### Exercise brief
Below are entries to be transcribed exactly; exclude the pictures from the copy.

* begin Excerpted data *

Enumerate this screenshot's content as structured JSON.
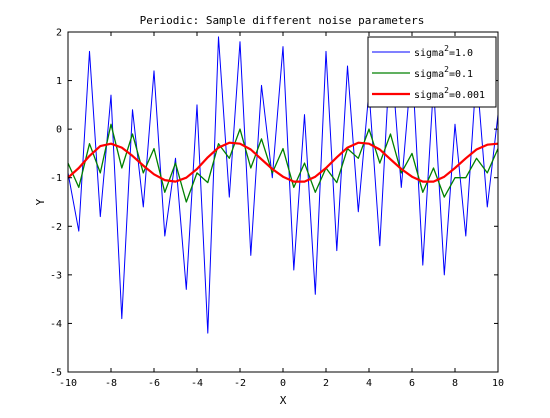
{
  "chart_data": {
    "type": "line",
    "title": "Periodic: Sample different noise parameters",
    "xlabel": "X",
    "ylabel": "Y",
    "xlim": [
      -10,
      10
    ],
    "ylim": [
      -5,
      2
    ],
    "xticks": [
      "-10",
      "-8",
      "-6",
      "-4",
      "-2",
      "0",
      "2",
      "4",
      "6",
      "8",
      "10"
    ],
    "yticks": [
      "-5",
      "-4",
      "-3",
      "-2",
      "-1",
      "0",
      "1",
      "2"
    ],
    "legend_location": "top-right",
    "grid": false,
    "series": [
      {
        "name_base": "sigma",
        "name_sup": "2",
        "name_value": "=1.0",
        "color": "#0000ff",
        "x": [
          -10,
          -9.5,
          -9,
          -8.5,
          -8,
          -7.5,
          -7,
          -6.5,
          -6,
          -5.5,
          -5,
          -4.5,
          -4,
          -3.5,
          -3,
          -2.5,
          -2,
          -1.5,
          -1,
          -0.5,
          0,
          0.5,
          1,
          1.5,
          2,
          2.5,
          3,
          3.5,
          4,
          4.5,
          5,
          5.5,
          6,
          6.5,
          7,
          7.5,
          8,
          8.5,
          9,
          9.5,
          10
        ],
        "y": [
          -0.9,
          -2.1,
          1.6,
          -1.8,
          0.7,
          -3.9,
          0.4,
          -1.6,
          1.2,
          -2.2,
          -0.6,
          -3.3,
          0.5,
          -4.2,
          1.9,
          -1.4,
          1.8,
          -2.6,
          0.9,
          -1.0,
          1.7,
          -2.9,
          0.3,
          -3.4,
          1.6,
          -2.5,
          1.3,
          -1.7,
          0.8,
          -2.4,
          1.7,
          -1.2,
          1.4,
          -2.8,
          0.9,
          -3.0,
          0.1,
          -2.2,
          1.2,
          -1.6,
          0.3
        ]
      },
      {
        "name_base": "sigma",
        "name_sup": "2",
        "name_value": "=0.1",
        "color": "#008000",
        "x": [
          -10,
          -9.5,
          -9,
          -8.5,
          -8,
          -7.5,
          -7,
          -6.5,
          -6,
          -5.5,
          -5,
          -4.5,
          -4,
          -3.5,
          -3,
          -2.5,
          -2,
          -1.5,
          -1,
          -0.5,
          0,
          0.5,
          1,
          1.5,
          2,
          2.5,
          3,
          3.5,
          4,
          4.5,
          5,
          5.5,
          6,
          6.5,
          7,
          7.5,
          8,
          8.5,
          9,
          9.5,
          10
        ],
        "y": [
          -0.7,
          -1.2,
          -0.3,
          -0.9,
          0.1,
          -0.8,
          -0.1,
          -0.9,
          -0.4,
          -1.3,
          -0.7,
          -1.5,
          -0.9,
          -1.1,
          -0.3,
          -0.6,
          0.0,
          -0.8,
          -0.2,
          -0.9,
          -0.4,
          -1.2,
          -0.7,
          -1.3,
          -0.8,
          -1.1,
          -0.4,
          -0.6,
          0.0,
          -0.7,
          -0.1,
          -0.9,
          -0.5,
          -1.3,
          -0.8,
          -1.4,
          -1.0,
          -1.0,
          -0.6,
          -0.9,
          -0.4
        ]
      },
      {
        "name_base": "sigma",
        "name_sup": "2",
        "name_value": "=0.001",
        "color": "#ff0000",
        "x": [
          -10,
          -9.5,
          -9,
          -8.5,
          -8,
          -7.5,
          -7,
          -6.5,
          -6,
          -5.5,
          -5,
          -4.5,
          -4,
          -3.5,
          -3,
          -2.5,
          -2,
          -1.5,
          -1,
          -0.5,
          0,
          0.5,
          1,
          1.5,
          2,
          2.5,
          3,
          3.5,
          4,
          4.5,
          5,
          5.5,
          6,
          6.5,
          7,
          7.5,
          8,
          8.5,
          9,
          9.5,
          10
        ],
        "y": [
          -1.0,
          -0.8,
          -0.55,
          -0.35,
          -0.3,
          -0.38,
          -0.55,
          -0.75,
          -0.93,
          -1.05,
          -1.08,
          -1.0,
          -0.82,
          -0.58,
          -0.38,
          -0.28,
          -0.3,
          -0.42,
          -0.62,
          -0.82,
          -0.98,
          -1.08,
          -1.08,
          -0.98,
          -0.8,
          -0.58,
          -0.38,
          -0.28,
          -0.3,
          -0.42,
          -0.62,
          -0.82,
          -0.98,
          -1.08,
          -1.08,
          -0.98,
          -0.8,
          -0.6,
          -0.42,
          -0.32,
          -0.3
        ]
      }
    ]
  }
}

* end Excerpted data *

### Correct answer
Enumerate this screenshot's content as structured JSON.
{
  "chart_data": {
    "type": "line",
    "title": "Periodic: Sample different noise parameters",
    "xlabel": "X",
    "ylabel": "Y",
    "xlim": [
      -10,
      10
    ],
    "ylim": [
      -5,
      2
    ],
    "xticks": [
      "-10",
      "-8",
      "-6",
      "-4",
      "-2",
      "0",
      "2",
      "4",
      "6",
      "8",
      "10"
    ],
    "yticks": [
      "-5",
      "-4",
      "-3",
      "-2",
      "-1",
      "0",
      "1",
      "2"
    ],
    "legend_location": "top-right",
    "grid": false,
    "series": [
      {
        "name_base": "sigma",
        "name_sup": "2",
        "name_value": "=1.0",
        "color": "#0000ff",
        "x": [
          -10,
          -9.5,
          -9,
          -8.5,
          -8,
          -7.5,
          -7,
          -6.5,
          -6,
          -5.5,
          -5,
          -4.5,
          -4,
          -3.5,
          -3,
          -2.5,
          -2,
          -1.5,
          -1,
          -0.5,
          0,
          0.5,
          1,
          1.5,
          2,
          2.5,
          3,
          3.5,
          4,
          4.5,
          5,
          5.5,
          6,
          6.5,
          7,
          7.5,
          8,
          8.5,
          9,
          9.5,
          10
        ],
        "y": [
          -0.9,
          -2.1,
          1.6,
          -1.8,
          0.7,
          -3.9,
          0.4,
          -1.6,
          1.2,
          -2.2,
          -0.6,
          -3.3,
          0.5,
          -4.2,
          1.9,
          -1.4,
          1.8,
          -2.6,
          0.9,
          -1.0,
          1.7,
          -2.9,
          0.3,
          -3.4,
          1.6,
          -2.5,
          1.3,
          -1.7,
          0.8,
          -2.4,
          1.7,
          -1.2,
          1.4,
          -2.8,
          0.9,
          -3.0,
          0.1,
          -2.2,
          1.2,
          -1.6,
          0.3
        ]
      },
      {
        "name_base": "sigma",
        "name_sup": "2",
        "name_value": "=0.1",
        "color": "#008000",
        "x": [
          -10,
          -9.5,
          -9,
          -8.5,
          -8,
          -7.5,
          -7,
          -6.5,
          -6,
          -5.5,
          -5,
          -4.5,
          -4,
          -3.5,
          -3,
          -2.5,
          -2,
          -1.5,
          -1,
          -0.5,
          0,
          0.5,
          1,
          1.5,
          2,
          2.5,
          3,
          3.5,
          4,
          4.5,
          5,
          5.5,
          6,
          6.5,
          7,
          7.5,
          8,
          8.5,
          9,
          9.5,
          10
        ],
        "y": [
          -0.7,
          -1.2,
          -0.3,
          -0.9,
          0.1,
          -0.8,
          -0.1,
          -0.9,
          -0.4,
          -1.3,
          -0.7,
          -1.5,
          -0.9,
          -1.1,
          -0.3,
          -0.6,
          0.0,
          -0.8,
          -0.2,
          -0.9,
          -0.4,
          -1.2,
          -0.7,
          -1.3,
          -0.8,
          -1.1,
          -0.4,
          -0.6,
          0.0,
          -0.7,
          -0.1,
          -0.9,
          -0.5,
          -1.3,
          -0.8,
          -1.4,
          -1.0,
          -1.0,
          -0.6,
          -0.9,
          -0.4
        ]
      },
      {
        "name_base": "sigma",
        "name_sup": "2",
        "name_value": "=0.001",
        "color": "#ff0000",
        "x": [
          -10,
          -9.5,
          -9,
          -8.5,
          -8,
          -7.5,
          -7,
          -6.5,
          -6,
          -5.5,
          -5,
          -4.5,
          -4,
          -3.5,
          -3,
          -2.5,
          -2,
          -1.5,
          -1,
          -0.5,
          0,
          0.5,
          1,
          1.5,
          2,
          2.5,
          3,
          3.5,
          4,
          4.5,
          5,
          5.5,
          6,
          6.5,
          7,
          7.5,
          8,
          8.5,
          9,
          9.5,
          10
        ],
        "y": [
          -1.0,
          -0.8,
          -0.55,
          -0.35,
          -0.3,
          -0.38,
          -0.55,
          -0.75,
          -0.93,
          -1.05,
          -1.08,
          -1.0,
          -0.82,
          -0.58,
          -0.38,
          -0.28,
          -0.3,
          -0.42,
          -0.62,
          -0.82,
          -0.98,
          -1.08,
          -1.08,
          -0.98,
          -0.8,
          -0.58,
          -0.38,
          -0.28,
          -0.3,
          -0.42,
          -0.62,
          -0.82,
          -0.98,
          -1.08,
          -1.08,
          -0.98,
          -0.8,
          -0.6,
          -0.42,
          -0.32,
          -0.3
        ]
      }
    ]
  }
}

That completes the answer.